• **Given problem**:
Copy out all of the material exactly as presented.

-- START OF Entries supplied --

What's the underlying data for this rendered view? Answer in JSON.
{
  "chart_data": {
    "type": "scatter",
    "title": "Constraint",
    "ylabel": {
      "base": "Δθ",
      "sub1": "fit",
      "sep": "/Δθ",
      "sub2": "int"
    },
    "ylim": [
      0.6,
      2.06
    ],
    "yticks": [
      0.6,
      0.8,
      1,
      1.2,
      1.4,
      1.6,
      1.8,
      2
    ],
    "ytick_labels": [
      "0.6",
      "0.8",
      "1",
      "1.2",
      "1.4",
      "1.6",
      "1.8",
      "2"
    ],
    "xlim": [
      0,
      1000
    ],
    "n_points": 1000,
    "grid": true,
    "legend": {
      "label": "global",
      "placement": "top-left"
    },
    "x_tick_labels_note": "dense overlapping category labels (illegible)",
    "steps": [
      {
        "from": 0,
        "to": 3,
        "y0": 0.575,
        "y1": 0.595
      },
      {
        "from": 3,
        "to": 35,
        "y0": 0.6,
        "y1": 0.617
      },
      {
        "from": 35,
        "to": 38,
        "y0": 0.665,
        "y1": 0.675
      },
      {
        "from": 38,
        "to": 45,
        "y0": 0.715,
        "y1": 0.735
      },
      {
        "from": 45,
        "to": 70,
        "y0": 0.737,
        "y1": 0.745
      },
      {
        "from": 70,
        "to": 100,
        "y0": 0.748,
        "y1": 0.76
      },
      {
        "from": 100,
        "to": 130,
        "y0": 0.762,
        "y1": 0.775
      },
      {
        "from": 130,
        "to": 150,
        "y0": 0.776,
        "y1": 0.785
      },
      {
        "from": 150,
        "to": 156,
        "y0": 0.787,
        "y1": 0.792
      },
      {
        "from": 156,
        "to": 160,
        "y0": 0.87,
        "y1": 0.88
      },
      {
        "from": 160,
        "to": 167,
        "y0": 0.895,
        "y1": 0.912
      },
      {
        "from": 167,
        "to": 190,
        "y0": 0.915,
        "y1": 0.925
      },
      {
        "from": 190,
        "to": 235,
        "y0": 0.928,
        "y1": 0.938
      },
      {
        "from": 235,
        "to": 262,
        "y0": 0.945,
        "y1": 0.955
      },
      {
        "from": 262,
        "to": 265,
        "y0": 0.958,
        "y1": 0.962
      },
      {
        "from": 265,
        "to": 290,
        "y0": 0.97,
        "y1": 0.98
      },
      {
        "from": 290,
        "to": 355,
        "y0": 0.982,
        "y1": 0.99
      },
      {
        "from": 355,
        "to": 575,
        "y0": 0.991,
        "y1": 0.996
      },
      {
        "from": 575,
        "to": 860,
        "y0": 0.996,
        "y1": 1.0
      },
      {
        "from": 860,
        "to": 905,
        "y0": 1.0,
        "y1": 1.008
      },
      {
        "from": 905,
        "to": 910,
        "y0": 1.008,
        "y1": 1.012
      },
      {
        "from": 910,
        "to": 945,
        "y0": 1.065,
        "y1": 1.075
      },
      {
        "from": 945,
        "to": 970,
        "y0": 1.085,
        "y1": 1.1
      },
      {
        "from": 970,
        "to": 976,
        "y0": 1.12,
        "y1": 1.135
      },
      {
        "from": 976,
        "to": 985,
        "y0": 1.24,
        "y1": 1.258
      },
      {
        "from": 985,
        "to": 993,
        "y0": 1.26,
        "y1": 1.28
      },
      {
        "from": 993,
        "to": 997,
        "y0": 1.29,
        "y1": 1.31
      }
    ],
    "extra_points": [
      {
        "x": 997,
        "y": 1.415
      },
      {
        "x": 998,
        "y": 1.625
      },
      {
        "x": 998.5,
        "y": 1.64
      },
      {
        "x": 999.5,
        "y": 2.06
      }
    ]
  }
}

-- END OF Entries supplied --

• **Task solution**:
What's the underlying data for this rendered view? Answer in JSON.
{
  "chart_data": {
    "type": "scatter",
    "title": "Constraint",
    "ylabel": {
      "base": "Δθ",
      "sub1": "fit",
      "sep": "/Δθ",
      "sub2": "int"
    },
    "ylim": [
      0.6,
      2.06
    ],
    "yticks": [
      0.6,
      0.8,
      1,
      1.2,
      1.4,
      1.6,
      1.8,
      2
    ],
    "ytick_labels": [
      "0.6",
      "0.8",
      "1",
      "1.2",
      "1.4",
      "1.6",
      "1.8",
      "2"
    ],
    "xlim": [
      0,
      1000
    ],
    "n_points": 1000,
    "grid": true,
    "legend": {
      "label": "global",
      "placement": "top-left"
    },
    "x_tick_labels_note": "dense overlapping category labels (illegible)",
    "steps": [
      {
        "from": 0,
        "to": 3,
        "y0": 0.575,
        "y1": 0.595
      },
      {
        "from": 3,
        "to": 35,
        "y0": 0.6,
        "y1": 0.617
      },
      {
        "from": 35,
        "to": 38,
        "y0": 0.665,
        "y1": 0.675
      },
      {
        "from": 38,
        "to": 45,
        "y0": 0.715,
        "y1": 0.735
      },
      {
        "from": 45,
        "to": 70,
        "y0": 0.737,
        "y1": 0.745
      },
      {
        "from": 70,
        "to": 100,
        "y0": 0.748,
        "y1": 0.76
      },
      {
        "from": 100,
        "to": 130,
        "y0": 0.762,
        "y1": 0.775
      },
      {
        "from": 130,
        "to": 150,
        "y0": 0.776,
        "y1": 0.785
      },
      {
        "from": 150,
        "to": 156,
        "y0": 0.787,
        "y1": 0.792
      },
      {
        "from": 156,
        "to": 160,
        "y0": 0.87,
        "y1": 0.88
      },
      {
        "from": 160,
        "to": 167,
        "y0": 0.895,
        "y1": 0.912
      },
      {
        "from": 167,
        "to": 190,
        "y0": 0.915,
        "y1": 0.925
      },
      {
        "from": 190,
        "to": 235,
        "y0": 0.928,
        "y1": 0.938
      },
      {
        "from": 235,
        "to": 262,
        "y0": 0.945,
        "y1": 0.955
      },
      {
        "from": 262,
        "to": 265,
        "y0": 0.958,
        "y1": 0.962
      },
      {
        "from": 265,
        "to": 290,
        "y0": 0.97,
        "y1": 0.98
      },
      {
        "from": 290,
        "to": 355,
        "y0": 0.982,
        "y1": 0.99
      },
      {
        "from": 355,
        "to": 575,
        "y0": 0.991,
        "y1": 0.996
      },
      {
        "from": 575,
        "to": 860,
        "y0": 0.996,
        "y1": 1.0
      },
      {
        "from": 860,
        "to": 905,
        "y0": 1.0,
        "y1": 1.008
      },
      {
        "from": 905,
        "to": 910,
        "y0": 1.008,
        "y1": 1.012
      },
      {
        "from": 910,
        "to": 945,
        "y0": 1.065,
        "y1": 1.075
      },
      {
        "from": 945,
        "to": 970,
        "y0": 1.085,
        "y1": 1.1
      },
      {
        "from": 970,
        "to": 976,
        "y0": 1.12,
        "y1": 1.135
      },
      {
        "from": 976,
        "to": 985,
        "y0": 1.24,
        "y1": 1.258
      },
      {
        "from": 985,
        "to": 993,
        "y0": 1.26,
        "y1": 1.28
      },
      {
        "from": 993,
        "to": 997,
        "y0": 1.29,
        "y1": 1.31
      }
    ],
    "extra_points": [
      {
        "x": 997,
        "y": 1.415
      },
      {
        "x": 998,
        "y": 1.625
      },
      {
        "x": 998.5,
        "y": 1.64
      },
      {
        "x": 999.5,
        "y": 2.06
      }
    ]
  }
}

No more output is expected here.